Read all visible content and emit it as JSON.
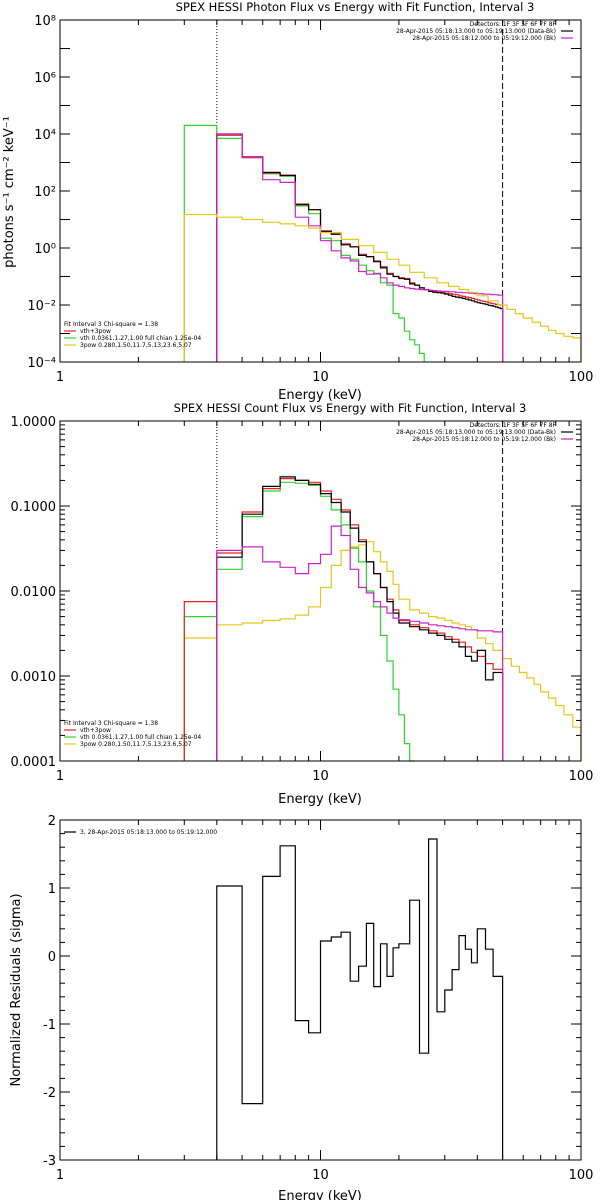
{
  "colors": {
    "data": "#000000",
    "total": "#e8231f",
    "vth": "#2fd42f",
    "pow": "#e6c81c",
    "bk": "#cc22cc",
    "axis": "#000000"
  },
  "chart_data": [
    {
      "type": "line",
      "title": "SPEX HESSI Photon Flux vs Energy with Fit Function, Interval 3",
      "xlabel": "Energy (keV)",
      "ylabel": "photons s⁻¹ cm⁻² keV⁻¹",
      "xscale": "log",
      "yscale": "log",
      "xlim": [
        1,
        100
      ],
      "ylim": [
        0.0001,
        100000000
      ],
      "xticks": [
        {
          "value": 1,
          "label": "1"
        },
        {
          "value": 10,
          "label": "10"
        },
        {
          "value": 100,
          "label": "100"
        }
      ],
      "yticks": [
        {
          "value": 0.0001,
          "label": "10⁻⁴"
        },
        {
          "value": 0.01,
          "label": "10⁻²"
        },
        {
          "value": 1,
          "label": "10⁰"
        },
        {
          "value": 100,
          "label": "10²"
        },
        {
          "value": 10000,
          "label": "10⁴"
        },
        {
          "value": 1000000,
          "label": "10⁶"
        },
        {
          "value": 100000000,
          "label": "10⁸"
        }
      ],
      "info": [
        "Detectors: 1F 3F 5F 6F 7F 8F",
        "28-Apr-2015 05:18:13.000 to 05:19:13.000 (Data-Bk)",
        "28-Apr-2015 05:18:12.000 to 05:19:12.000 (Bk)"
      ],
      "info_colors": [
        "#000000",
        "#cc22cc"
      ],
      "legend_title": "Fit Interval 3   Chi-square = 1.38",
      "legend": [
        {
          "label": "vth+3pow",
          "color": "#e8231f"
        },
        {
          "label": "vth 0.0361,1.27,1.00  full chian 1.25e-04",
          "color": "#2fd42f"
        },
        {
          "label": "3pow 0.280,1.50,11.7,5.13,23.6,5.07",
          "color": "#e6c81c"
        }
      ],
      "vlines": [
        4,
        50
      ],
      "series": [
        {
          "name": "vth",
          "color": "#2fd42f",
          "edges": [
            3,
            4,
            5,
            6,
            7,
            8,
            9,
            10,
            11,
            12,
            13,
            14,
            15,
            16,
            17,
            18,
            19,
            20,
            21,
            22,
            23,
            24,
            25
          ],
          "values": [
            20000,
            7000,
            1500,
            400,
            330,
            30,
            16,
            2.2,
            1.8,
            0.55,
            0.4,
            0.25,
            0.16,
            0.12,
            0.06,
            0.05,
            0.005,
            0.0035,
            0.0012,
            0.0006,
            0.0004,
            0.0002
          ]
        },
        {
          "name": "vth+3pow",
          "color": "#e8231f",
          "edges": [
            4,
            5,
            6,
            7,
            8,
            9,
            10,
            11,
            12,
            13,
            14,
            15,
            16,
            17,
            18,
            19,
            20,
            21,
            22,
            23,
            24,
            25,
            26,
            27,
            28,
            29,
            30,
            31,
            32,
            33,
            34,
            35,
            36,
            37,
            38,
            39,
            40,
            41,
            42,
            43,
            44,
            45,
            46,
            47,
            48,
            49,
            50
          ],
          "values": [
            9000,
            1600,
            420,
            360,
            35,
            22,
            4,
            3,
            1.4,
            1.1,
            0.6,
            0.5,
            0.35,
            0.22,
            0.13,
            0.1,
            0.09,
            0.085,
            0.06,
            0.05,
            0.04,
            0.035,
            0.032,
            0.03,
            0.028,
            0.027,
            0.026,
            0.025,
            0.024,
            0.023,
            0.021,
            0.02,
            0.019,
            0.018,
            0.017,
            0.016,
            0.015,
            0.014,
            0.0135,
            0.013,
            0.012,
            0.0115,
            0.011,
            0.0105,
            0.0101,
            0.01
          ]
        },
        {
          "name": "data-bk",
          "color": "#000000",
          "edges": [
            4,
            5,
            6,
            7,
            8,
            9,
            10,
            11,
            12,
            13,
            14,
            15,
            16,
            17,
            18,
            19,
            20,
            21,
            22,
            23,
            24,
            25,
            26,
            27,
            28,
            29,
            30,
            31,
            32,
            33,
            34,
            35,
            36,
            37,
            38,
            39,
            40,
            41,
            42,
            43,
            44,
            45,
            46,
            47,
            48,
            49,
            50
          ],
          "values": [
            10000,
            1500,
            450,
            350,
            33,
            22,
            3.8,
            3.1,
            1.3,
            1.1,
            0.55,
            0.5,
            0.33,
            0.2,
            0.12,
            0.1,
            0.085,
            0.08,
            0.055,
            0.05,
            0.04,
            0.034,
            0.03,
            0.028,
            0.027,
            0.026,
            0.024,
            0.022,
            0.02,
            0.019,
            0.018,
            0.017,
            0.016,
            0.015,
            0.014,
            0.013,
            0.012,
            0.0115,
            0.011,
            0.0105,
            0.0098,
            0.0095,
            0.009,
            0.0085,
            0.008,
            0.0075
          ]
        },
        {
          "name": "bk",
          "color": "#cc22cc",
          "edges": [
            4,
            5,
            6,
            7,
            8,
            9,
            10,
            11,
            12,
            13,
            14,
            15,
            16,
            17,
            18,
            19,
            20,
            21,
            22,
            23,
            24,
            25,
            26,
            27,
            28,
            29,
            30,
            31,
            32,
            33,
            34,
            35,
            36,
            37,
            38,
            39,
            40,
            41,
            42,
            43,
            44,
            45,
            46,
            47,
            48,
            49,
            50
          ],
          "values": [
            10000,
            1500,
            250,
            200,
            12,
            6,
            1.8,
            0.8,
            0.45,
            0.35,
            0.15,
            0.12,
            0.13,
            0.09,
            0.06,
            0.05,
            0.045,
            0.04,
            0.038,
            0.036,
            0.035,
            0.034,
            0.033,
            0.032,
            0.031,
            0.03,
            0.03,
            0.029,
            0.029,
            0.028,
            0.028,
            0.027,
            0.027,
            0.026,
            0.026,
            0.025,
            0.025,
            0.025,
            0.024,
            0.024,
            0.024,
            0.023,
            0.023,
            0.023,
            0.022,
            0.022
          ]
        },
        {
          "name": "3pow",
          "color": "#e6c81c",
          "edges": [
            3,
            4,
            5,
            6,
            7,
            8,
            9,
            10,
            12,
            14,
            16,
            18,
            20,
            22,
            25,
            28,
            31,
            34,
            37,
            40,
            44,
            48,
            52,
            56,
            60,
            65,
            70,
            75,
            80,
            86,
            93,
            100
          ],
          "values": [
            15,
            12,
            10,
            8,
            7,
            6,
            5,
            3.5,
            2,
            1.2,
            0.7,
            0.4,
            0.25,
            0.14,
            0.09,
            0.06,
            0.045,
            0.035,
            0.028,
            0.021,
            0.014,
            0.01,
            0.007,
            0.005,
            0.0035,
            0.0025,
            0.0018,
            0.0013,
            0.001,
            0.0008,
            0.0007
          ]
        }
      ]
    },
    {
      "type": "line",
      "title": "SPEX HESSI Count Flux vs Energy with Fit Function, Interval 3",
      "xlabel": "Energy (keV)",
      "ylabel": "",
      "xscale": "log",
      "yscale": "log",
      "xlim": [
        1,
        100
      ],
      "ylim": [
        0.0001,
        1
      ],
      "xticks": [
        {
          "value": 1,
          "label": "1"
        },
        {
          "value": 10,
          "label": "10"
        },
        {
          "value": 100,
          "label": "100"
        }
      ],
      "yticks": [
        {
          "value": 0.0001,
          "label": "0.0001"
        },
        {
          "value": 0.001,
          "label": "0.0010"
        },
        {
          "value": 0.01,
          "label": "0.0100"
        },
        {
          "value": 0.1,
          "label": "0.1000"
        },
        {
          "value": 1,
          "label": "1.0000"
        }
      ],
      "info": [
        "Detectors: 1F 3F 5F 6F 7F 8F",
        "28-Apr-2015 05:18:13.000 to 05:19:13.000 (Data-Bk)",
        "28-Apr-2015 05:18:12.000 to 05:19:12.000 (Bk)"
      ],
      "info_colors": [
        "#000000",
        "#cc22cc"
      ],
      "legend_title": "Fit Interval 3   Chi-square = 1.38",
      "legend": [
        {
          "label": "vth+3pow",
          "color": "#e8231f"
        },
        {
          "label": "vth 0.0361,1.27,1.00  full chian 1.25e-04",
          "color": "#2fd42f"
        },
        {
          "label": "3pow 0.280,1.50,11.7,5.13,23.6,5.07",
          "color": "#e6c81c"
        }
      ],
      "vlines": [
        4,
        50
      ],
      "series": [
        {
          "name": "3pow",
          "color": "#e6c81c",
          "edges": [
            3,
            4,
            5,
            6,
            7,
            8,
            9,
            10,
            11,
            12,
            13,
            14,
            15,
            16,
            17,
            18,
            19,
            20,
            22,
            24,
            26,
            28,
            30,
            32,
            34,
            36,
            38,
            40,
            43,
            46,
            50,
            54,
            58,
            62,
            66,
            70,
            75,
            80,
            86,
            93,
            100
          ],
          "values": [
            0.0028,
            0.004,
            0.0042,
            0.0045,
            0.0047,
            0.0052,
            0.0065,
            0.011,
            0.02,
            0.03,
            0.033,
            0.035,
            0.038,
            0.029,
            0.022,
            0.017,
            0.012,
            0.008,
            0.006,
            0.0055,
            0.005,
            0.0048,
            0.0045,
            0.0042,
            0.004,
            0.0038,
            0.0035,
            0.0028,
            0.0024,
            0.002,
            0.0016,
            0.0013,
            0.0011,
            0.00095,
            0.0008,
            0.00065,
            0.00055,
            0.00045,
            0.00035,
            0.00025
          ]
        },
        {
          "name": "vth",
          "color": "#2fd42f",
          "edges": [
            3,
            4,
            5,
            6,
            7,
            8,
            9,
            10,
            11,
            12,
            13,
            14,
            15,
            16,
            17,
            18,
            19,
            20,
            21,
            22,
            23
          ],
          "values": [
            0.005,
            0.018,
            0.075,
            0.15,
            0.19,
            0.185,
            0.175,
            0.13,
            0.09,
            0.06,
            0.032,
            0.022,
            0.01,
            0.0065,
            0.003,
            0.0015,
            0.0007,
            0.00035,
            0.00016,
            0.0001
          ]
        },
        {
          "name": "vth+3pow",
          "color": "#e8231f",
          "edges": [
            3,
            4,
            5,
            6,
            7,
            8,
            9,
            10,
            11,
            12,
            13,
            14,
            15,
            16,
            17,
            18,
            19,
            20,
            22,
            24,
            26,
            28,
            30,
            32,
            34,
            36,
            38,
            40,
            43,
            46,
            50
          ],
          "values": [
            0.0075,
            0.028,
            0.085,
            0.16,
            0.21,
            0.2,
            0.19,
            0.15,
            0.12,
            0.09,
            0.06,
            0.04,
            0.022,
            0.016,
            0.011,
            0.008,
            0.006,
            0.0045,
            0.004,
            0.0037,
            0.0034,
            0.0032,
            0.0029,
            0.0027,
            0.0025,
            0.0022,
            0.0019,
            0.0017,
            0.0014,
            0.0012
          ]
        },
        {
          "name": "data-bk",
          "color": "#000000",
          "edges": [
            4,
            5,
            6,
            7,
            8,
            9,
            10,
            11,
            12,
            13,
            14,
            15,
            16,
            17,
            18,
            19,
            20,
            22,
            24,
            26,
            28,
            30,
            32,
            34,
            36,
            38,
            40,
            43,
            46,
            50
          ],
          "values": [
            0.025,
            0.08,
            0.17,
            0.22,
            0.2,
            0.18,
            0.14,
            0.11,
            0.085,
            0.055,
            0.038,
            0.022,
            0.016,
            0.011,
            0.0075,
            0.0055,
            0.0042,
            0.0038,
            0.0035,
            0.0032,
            0.003,
            0.0027,
            0.0025,
            0.0022,
            0.0017,
            0.0015,
            0.002,
            0.0009,
            0.0011
          ]
        },
        {
          "name": "bk",
          "color": "#cc22cc",
          "edges": [
            4,
            5,
            6,
            7,
            8,
            9,
            10,
            11,
            12,
            13,
            14,
            15,
            16,
            17,
            18,
            19,
            20,
            22,
            24,
            26,
            28,
            30,
            32,
            34,
            36,
            38,
            40,
            43,
            46,
            50
          ],
          "values": [
            0.03,
            0.033,
            0.022,
            0.019,
            0.016,
            0.021,
            0.027,
            0.058,
            0.045,
            0.018,
            0.011,
            0.0095,
            0.0075,
            0.0065,
            0.0055,
            0.0048,
            0.0046,
            0.0044,
            0.0042,
            0.004,
            0.0039,
            0.0038,
            0.0037,
            0.0036,
            0.0035,
            0.0035,
            0.0034,
            0.0034,
            0.0033
          ]
        }
      ]
    },
    {
      "type": "line",
      "title": "",
      "xlabel": "Energy (keV)",
      "ylabel": "Normalized Residuals (sigma)",
      "xscale": "log",
      "yscale": "linear",
      "xlim": [
        1,
        100
      ],
      "ylim": [
        -3,
        2
      ],
      "xticks": [
        {
          "value": 1,
          "label": "1"
        },
        {
          "value": 10,
          "label": "10"
        },
        {
          "value": 100,
          "label": "100"
        }
      ],
      "yticks": [
        {
          "value": -3,
          "label": "-3"
        },
        {
          "value": -2,
          "label": "-2"
        },
        {
          "value": -1,
          "label": "-1"
        },
        {
          "value": 0,
          "label": "0"
        },
        {
          "value": 1,
          "label": "1"
        },
        {
          "value": 2,
          "label": "2"
        }
      ],
      "legend": [
        {
          "label": "3, 28-Apr-2015 05:18:13.000 to 05:19:12.000",
          "color": "#000000"
        }
      ],
      "series": [
        {
          "name": "residuals",
          "color": "#000000",
          "edges": [
            4,
            5,
            6,
            7,
            8,
            9,
            10,
            11,
            12,
            13,
            14,
            15,
            16,
            17,
            18,
            19,
            20,
            22,
            24,
            26,
            28,
            30,
            32,
            34,
            36,
            38,
            40,
            43,
            46,
            50
          ],
          "values": [
            1.03,
            -2.17,
            1.17,
            1.62,
            -0.95,
            -1.13,
            0.22,
            0.28,
            0.35,
            -0.37,
            -0.15,
            0.48,
            -0.45,
            0.18,
            -0.3,
            0.12,
            0.18,
            0.82,
            -1.43,
            1.72,
            -0.82,
            -0.5,
            -0.2,
            0.3,
            0.1,
            -0.1,
            0.4,
            0.1,
            -0.3
          ]
        }
      ]
    }
  ]
}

┄┄┄┄┄┄

> CHALLENGE:
Copy each line of the listing that contains the string "Interval".

> THE ANSWER:
      "title": "SPEX HESSI Photon Flux vs Energy with Fit Function, Interval 3",
      "legend_title": "Fit Interval 3   Chi-square = 1.38",
      "title": "SPEX HESSI Count Flux vs Energy with Fit Function, Interval 3",
      "legend_title": "Fit Interval 3   Chi-square = 1.38",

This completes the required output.